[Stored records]
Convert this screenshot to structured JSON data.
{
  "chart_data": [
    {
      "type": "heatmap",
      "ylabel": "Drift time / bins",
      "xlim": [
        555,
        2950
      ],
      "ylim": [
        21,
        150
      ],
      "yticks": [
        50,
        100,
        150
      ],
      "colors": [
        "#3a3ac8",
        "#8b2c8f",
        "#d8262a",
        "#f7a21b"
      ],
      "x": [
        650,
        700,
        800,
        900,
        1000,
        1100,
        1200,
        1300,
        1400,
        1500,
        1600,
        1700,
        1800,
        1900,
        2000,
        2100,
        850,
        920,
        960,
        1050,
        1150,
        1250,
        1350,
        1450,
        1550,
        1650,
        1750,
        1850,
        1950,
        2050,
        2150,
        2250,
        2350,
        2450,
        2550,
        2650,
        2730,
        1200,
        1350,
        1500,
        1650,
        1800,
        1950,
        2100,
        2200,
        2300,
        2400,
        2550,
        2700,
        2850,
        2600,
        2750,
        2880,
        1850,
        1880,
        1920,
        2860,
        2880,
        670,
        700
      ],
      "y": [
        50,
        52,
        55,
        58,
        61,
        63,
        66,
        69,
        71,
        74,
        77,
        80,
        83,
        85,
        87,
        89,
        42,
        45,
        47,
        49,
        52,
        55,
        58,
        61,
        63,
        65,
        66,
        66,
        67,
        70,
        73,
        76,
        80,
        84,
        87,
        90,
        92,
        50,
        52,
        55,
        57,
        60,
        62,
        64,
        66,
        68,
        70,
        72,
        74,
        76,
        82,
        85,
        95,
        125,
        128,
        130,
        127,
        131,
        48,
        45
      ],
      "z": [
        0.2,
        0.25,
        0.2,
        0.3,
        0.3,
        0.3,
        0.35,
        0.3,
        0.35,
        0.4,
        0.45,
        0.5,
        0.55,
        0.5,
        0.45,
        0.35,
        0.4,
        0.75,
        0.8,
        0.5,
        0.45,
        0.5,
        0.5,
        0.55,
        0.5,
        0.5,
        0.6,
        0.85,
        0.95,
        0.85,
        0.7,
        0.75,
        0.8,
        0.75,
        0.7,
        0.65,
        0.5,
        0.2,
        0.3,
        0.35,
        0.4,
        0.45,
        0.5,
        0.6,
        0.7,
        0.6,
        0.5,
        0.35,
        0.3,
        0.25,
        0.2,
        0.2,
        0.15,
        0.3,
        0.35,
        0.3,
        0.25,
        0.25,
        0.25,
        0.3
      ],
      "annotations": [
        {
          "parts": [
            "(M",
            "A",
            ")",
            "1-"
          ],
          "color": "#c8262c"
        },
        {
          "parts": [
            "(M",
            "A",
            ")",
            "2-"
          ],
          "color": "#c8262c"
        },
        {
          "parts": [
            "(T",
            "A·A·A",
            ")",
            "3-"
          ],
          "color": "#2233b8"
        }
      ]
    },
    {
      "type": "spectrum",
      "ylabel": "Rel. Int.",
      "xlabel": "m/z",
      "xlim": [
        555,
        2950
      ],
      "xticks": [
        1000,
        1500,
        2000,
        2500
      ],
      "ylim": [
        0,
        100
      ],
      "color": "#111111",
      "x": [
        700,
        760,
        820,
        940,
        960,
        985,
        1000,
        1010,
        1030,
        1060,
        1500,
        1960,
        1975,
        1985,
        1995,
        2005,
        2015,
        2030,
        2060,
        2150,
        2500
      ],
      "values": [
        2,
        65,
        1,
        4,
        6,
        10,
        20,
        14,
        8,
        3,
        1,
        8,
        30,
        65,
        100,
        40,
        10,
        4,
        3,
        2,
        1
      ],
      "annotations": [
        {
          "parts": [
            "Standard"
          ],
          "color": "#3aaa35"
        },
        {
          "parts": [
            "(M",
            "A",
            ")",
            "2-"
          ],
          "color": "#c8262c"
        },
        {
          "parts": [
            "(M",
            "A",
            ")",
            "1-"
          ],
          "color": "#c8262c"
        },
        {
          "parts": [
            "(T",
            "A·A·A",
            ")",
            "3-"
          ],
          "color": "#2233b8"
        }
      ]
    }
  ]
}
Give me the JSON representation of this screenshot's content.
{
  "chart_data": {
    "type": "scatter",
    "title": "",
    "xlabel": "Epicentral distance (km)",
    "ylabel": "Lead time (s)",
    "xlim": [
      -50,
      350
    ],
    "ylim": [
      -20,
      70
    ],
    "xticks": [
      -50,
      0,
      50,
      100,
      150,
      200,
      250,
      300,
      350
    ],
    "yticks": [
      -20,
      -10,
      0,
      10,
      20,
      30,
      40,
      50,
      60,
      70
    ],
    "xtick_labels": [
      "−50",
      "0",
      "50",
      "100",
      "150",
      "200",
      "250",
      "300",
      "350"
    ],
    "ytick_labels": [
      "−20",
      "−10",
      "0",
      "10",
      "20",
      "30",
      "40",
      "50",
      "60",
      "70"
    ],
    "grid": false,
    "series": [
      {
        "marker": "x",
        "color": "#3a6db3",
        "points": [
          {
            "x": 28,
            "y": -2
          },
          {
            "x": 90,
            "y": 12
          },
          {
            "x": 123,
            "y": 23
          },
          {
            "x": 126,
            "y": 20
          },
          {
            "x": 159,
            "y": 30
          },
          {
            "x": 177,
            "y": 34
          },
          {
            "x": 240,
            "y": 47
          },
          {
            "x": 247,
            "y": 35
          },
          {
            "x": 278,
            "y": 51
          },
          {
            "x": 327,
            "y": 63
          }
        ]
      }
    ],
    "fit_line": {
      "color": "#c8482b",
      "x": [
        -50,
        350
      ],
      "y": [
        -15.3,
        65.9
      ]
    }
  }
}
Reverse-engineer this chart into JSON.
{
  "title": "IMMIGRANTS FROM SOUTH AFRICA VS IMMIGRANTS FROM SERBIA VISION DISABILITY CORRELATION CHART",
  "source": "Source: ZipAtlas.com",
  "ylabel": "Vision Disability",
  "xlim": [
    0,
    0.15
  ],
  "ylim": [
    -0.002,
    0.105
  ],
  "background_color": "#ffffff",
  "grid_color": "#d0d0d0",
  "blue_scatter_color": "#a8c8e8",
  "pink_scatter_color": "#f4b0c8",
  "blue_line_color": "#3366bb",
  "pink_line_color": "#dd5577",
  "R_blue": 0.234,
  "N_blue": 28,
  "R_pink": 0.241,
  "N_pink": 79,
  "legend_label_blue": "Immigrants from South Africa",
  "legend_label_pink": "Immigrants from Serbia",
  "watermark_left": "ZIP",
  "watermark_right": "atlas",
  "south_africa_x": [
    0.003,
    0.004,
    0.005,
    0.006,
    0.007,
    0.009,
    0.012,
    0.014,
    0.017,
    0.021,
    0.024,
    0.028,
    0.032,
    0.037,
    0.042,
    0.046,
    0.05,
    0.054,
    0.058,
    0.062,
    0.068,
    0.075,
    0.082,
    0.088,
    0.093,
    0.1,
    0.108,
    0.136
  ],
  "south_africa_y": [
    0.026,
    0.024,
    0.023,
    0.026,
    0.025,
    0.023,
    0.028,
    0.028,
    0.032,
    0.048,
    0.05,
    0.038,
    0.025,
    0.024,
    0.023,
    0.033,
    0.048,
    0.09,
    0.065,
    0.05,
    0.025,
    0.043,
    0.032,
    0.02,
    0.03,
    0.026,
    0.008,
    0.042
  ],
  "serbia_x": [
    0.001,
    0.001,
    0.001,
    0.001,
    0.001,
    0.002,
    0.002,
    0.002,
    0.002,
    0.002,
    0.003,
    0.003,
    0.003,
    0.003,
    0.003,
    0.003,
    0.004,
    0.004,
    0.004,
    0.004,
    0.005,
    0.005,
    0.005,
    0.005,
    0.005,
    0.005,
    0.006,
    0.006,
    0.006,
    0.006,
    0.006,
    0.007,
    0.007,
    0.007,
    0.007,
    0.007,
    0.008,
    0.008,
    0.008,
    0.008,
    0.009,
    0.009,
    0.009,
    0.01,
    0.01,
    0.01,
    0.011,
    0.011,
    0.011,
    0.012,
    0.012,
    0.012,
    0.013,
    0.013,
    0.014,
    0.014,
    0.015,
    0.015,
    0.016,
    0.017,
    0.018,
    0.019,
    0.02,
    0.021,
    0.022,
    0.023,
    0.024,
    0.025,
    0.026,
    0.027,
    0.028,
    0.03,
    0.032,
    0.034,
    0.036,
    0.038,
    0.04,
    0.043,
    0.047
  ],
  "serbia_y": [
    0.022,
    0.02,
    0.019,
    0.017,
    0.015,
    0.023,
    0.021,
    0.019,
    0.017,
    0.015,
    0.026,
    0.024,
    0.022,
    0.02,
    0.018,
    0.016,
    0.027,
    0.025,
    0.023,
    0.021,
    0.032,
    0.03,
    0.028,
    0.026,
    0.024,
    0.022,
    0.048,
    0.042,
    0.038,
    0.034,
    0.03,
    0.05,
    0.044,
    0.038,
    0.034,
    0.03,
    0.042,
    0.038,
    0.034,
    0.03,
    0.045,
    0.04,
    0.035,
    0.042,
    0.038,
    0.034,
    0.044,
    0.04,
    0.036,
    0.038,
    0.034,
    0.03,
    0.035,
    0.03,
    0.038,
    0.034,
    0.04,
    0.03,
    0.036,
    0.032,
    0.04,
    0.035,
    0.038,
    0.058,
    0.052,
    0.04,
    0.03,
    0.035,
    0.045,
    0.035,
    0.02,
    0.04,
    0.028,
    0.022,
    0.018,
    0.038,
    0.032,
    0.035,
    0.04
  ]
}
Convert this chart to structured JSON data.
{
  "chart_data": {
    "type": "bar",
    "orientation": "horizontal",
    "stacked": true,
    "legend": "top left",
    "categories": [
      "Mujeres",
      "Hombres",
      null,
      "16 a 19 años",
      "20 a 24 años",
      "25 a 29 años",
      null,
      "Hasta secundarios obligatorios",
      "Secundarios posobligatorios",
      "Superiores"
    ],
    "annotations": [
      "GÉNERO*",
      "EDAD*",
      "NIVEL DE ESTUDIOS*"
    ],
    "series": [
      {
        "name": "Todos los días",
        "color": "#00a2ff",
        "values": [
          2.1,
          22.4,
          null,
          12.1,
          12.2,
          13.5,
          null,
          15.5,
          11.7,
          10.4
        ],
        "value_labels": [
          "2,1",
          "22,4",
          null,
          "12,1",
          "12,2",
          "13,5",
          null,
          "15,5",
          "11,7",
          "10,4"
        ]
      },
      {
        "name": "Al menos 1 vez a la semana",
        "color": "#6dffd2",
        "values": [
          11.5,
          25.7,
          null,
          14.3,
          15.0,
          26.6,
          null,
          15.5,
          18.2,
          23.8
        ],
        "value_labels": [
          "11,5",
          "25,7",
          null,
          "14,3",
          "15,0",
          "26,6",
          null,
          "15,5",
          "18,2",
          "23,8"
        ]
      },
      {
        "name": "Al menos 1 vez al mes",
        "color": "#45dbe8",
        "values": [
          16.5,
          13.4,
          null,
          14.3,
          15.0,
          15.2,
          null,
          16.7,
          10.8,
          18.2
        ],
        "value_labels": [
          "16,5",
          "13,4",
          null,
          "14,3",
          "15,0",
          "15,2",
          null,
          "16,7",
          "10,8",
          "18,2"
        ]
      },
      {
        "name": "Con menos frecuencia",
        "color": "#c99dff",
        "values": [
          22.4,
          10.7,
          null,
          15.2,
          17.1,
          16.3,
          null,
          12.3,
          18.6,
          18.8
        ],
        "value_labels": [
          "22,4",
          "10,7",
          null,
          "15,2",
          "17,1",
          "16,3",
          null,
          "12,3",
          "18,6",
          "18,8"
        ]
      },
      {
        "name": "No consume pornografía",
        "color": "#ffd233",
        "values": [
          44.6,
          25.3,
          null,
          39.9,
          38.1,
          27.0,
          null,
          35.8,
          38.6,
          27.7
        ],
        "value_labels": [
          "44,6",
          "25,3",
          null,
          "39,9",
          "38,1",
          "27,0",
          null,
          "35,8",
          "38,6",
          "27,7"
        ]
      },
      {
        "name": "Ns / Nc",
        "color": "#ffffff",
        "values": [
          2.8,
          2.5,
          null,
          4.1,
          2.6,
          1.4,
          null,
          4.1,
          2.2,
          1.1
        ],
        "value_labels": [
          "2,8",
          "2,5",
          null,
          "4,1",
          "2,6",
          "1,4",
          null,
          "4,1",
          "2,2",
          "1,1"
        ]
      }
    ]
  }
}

• WHAT THE TASK REQUIRES: Using the listing above, gather each line that holds the string "name" and copy it.

• THE REPLY:
        "name": "Todos los días",
        "name": "Al menos 1 vez a la semana",
        "name": "Al menos 1 vez al mes",
        "name": "Con menos frecuencia",
        "name": "No consume pornografía",
        "name": "Ns / Nc",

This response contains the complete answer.